● Task objective: Keep only the lines that hold the string "class", filtering out the rest of the entries below.
========================================================================
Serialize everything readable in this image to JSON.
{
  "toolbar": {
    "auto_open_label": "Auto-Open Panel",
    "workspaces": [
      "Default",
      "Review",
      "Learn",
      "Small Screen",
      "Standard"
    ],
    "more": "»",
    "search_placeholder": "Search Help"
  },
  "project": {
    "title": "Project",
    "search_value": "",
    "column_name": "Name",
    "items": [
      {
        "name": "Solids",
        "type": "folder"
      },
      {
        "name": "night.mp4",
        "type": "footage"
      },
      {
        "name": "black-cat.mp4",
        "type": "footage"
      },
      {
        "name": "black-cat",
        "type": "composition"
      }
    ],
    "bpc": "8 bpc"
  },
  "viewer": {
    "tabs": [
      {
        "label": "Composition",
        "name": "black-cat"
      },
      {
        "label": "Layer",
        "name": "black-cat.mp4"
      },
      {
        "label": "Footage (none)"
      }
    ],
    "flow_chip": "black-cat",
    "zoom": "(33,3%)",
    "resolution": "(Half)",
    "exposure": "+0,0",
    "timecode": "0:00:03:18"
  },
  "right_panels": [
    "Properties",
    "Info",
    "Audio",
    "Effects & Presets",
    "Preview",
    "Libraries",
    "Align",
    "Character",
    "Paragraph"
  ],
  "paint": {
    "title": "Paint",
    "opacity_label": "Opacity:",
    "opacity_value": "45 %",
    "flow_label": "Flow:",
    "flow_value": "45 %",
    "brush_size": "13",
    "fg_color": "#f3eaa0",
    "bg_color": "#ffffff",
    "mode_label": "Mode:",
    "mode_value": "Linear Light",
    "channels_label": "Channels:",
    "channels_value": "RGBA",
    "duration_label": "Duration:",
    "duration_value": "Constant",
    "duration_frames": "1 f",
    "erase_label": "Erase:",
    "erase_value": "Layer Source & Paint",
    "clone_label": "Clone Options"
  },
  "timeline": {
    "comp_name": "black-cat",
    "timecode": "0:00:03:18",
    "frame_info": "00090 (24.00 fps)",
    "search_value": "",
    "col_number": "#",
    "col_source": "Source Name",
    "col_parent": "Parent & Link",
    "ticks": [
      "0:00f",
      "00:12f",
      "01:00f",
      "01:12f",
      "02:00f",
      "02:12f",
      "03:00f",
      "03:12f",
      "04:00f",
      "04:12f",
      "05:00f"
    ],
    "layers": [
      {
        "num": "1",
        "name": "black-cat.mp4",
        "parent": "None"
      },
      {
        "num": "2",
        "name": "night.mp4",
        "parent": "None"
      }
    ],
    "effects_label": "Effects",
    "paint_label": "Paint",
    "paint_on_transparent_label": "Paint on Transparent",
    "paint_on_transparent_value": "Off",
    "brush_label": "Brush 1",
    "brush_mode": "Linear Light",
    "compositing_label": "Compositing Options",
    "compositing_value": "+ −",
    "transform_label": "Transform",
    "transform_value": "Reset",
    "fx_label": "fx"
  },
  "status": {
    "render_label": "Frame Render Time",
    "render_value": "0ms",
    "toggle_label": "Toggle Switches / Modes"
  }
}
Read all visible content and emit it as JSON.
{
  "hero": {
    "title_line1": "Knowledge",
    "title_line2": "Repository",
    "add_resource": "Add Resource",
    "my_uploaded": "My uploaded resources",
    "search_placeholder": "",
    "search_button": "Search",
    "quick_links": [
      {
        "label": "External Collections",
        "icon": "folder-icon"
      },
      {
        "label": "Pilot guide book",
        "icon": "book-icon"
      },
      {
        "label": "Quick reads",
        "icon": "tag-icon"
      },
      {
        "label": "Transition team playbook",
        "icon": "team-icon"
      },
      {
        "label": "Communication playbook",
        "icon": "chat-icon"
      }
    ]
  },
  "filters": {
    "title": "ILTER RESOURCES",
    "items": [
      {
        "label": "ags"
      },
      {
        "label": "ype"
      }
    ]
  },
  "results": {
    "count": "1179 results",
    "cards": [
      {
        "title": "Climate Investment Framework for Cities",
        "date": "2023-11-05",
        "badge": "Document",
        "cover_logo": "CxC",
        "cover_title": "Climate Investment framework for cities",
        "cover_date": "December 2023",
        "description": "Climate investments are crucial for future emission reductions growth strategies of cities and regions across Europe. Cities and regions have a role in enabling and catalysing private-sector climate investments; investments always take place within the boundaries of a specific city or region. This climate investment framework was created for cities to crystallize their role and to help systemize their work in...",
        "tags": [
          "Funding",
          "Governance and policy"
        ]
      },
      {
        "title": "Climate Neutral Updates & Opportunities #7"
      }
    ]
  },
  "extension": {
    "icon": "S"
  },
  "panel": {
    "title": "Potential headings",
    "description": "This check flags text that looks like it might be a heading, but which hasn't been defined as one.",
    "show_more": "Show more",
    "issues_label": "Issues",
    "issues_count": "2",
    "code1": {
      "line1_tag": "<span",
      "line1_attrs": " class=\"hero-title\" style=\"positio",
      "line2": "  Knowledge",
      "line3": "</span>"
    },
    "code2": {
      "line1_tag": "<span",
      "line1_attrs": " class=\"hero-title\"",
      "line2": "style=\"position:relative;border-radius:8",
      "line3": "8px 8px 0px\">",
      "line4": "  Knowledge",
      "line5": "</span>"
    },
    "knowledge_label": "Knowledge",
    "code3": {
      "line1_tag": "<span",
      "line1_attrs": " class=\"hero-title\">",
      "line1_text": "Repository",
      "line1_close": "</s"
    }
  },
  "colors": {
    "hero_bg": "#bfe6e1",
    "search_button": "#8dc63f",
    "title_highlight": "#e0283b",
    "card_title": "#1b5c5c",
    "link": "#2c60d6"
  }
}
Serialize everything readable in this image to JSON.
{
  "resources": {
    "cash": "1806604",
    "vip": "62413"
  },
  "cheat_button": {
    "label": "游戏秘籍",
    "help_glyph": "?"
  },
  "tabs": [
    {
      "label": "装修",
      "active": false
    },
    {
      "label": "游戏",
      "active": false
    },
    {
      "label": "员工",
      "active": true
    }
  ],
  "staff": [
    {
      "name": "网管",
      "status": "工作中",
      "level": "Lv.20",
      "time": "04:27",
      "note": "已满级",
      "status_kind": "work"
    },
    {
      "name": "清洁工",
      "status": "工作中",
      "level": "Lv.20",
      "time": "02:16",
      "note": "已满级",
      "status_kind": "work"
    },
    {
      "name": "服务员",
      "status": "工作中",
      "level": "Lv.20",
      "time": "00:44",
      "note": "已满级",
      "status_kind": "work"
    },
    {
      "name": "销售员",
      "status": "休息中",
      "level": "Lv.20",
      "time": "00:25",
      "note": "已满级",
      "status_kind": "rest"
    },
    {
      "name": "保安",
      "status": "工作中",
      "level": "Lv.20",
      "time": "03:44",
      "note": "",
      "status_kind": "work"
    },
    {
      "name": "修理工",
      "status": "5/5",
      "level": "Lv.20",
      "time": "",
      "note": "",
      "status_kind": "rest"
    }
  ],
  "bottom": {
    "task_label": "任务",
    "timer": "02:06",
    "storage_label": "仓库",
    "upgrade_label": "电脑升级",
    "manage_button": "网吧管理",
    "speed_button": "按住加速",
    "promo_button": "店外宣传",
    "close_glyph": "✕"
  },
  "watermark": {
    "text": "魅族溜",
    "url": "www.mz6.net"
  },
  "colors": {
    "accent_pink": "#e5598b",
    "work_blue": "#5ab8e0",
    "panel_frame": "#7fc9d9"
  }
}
========================================================================
● Result:
      "line1_attrs": " class=\"hero-title\" style=\"positio",
      "line1_attrs": " class=\"hero-title\"",
      "line1_attrs": " class=\"hero-title\">",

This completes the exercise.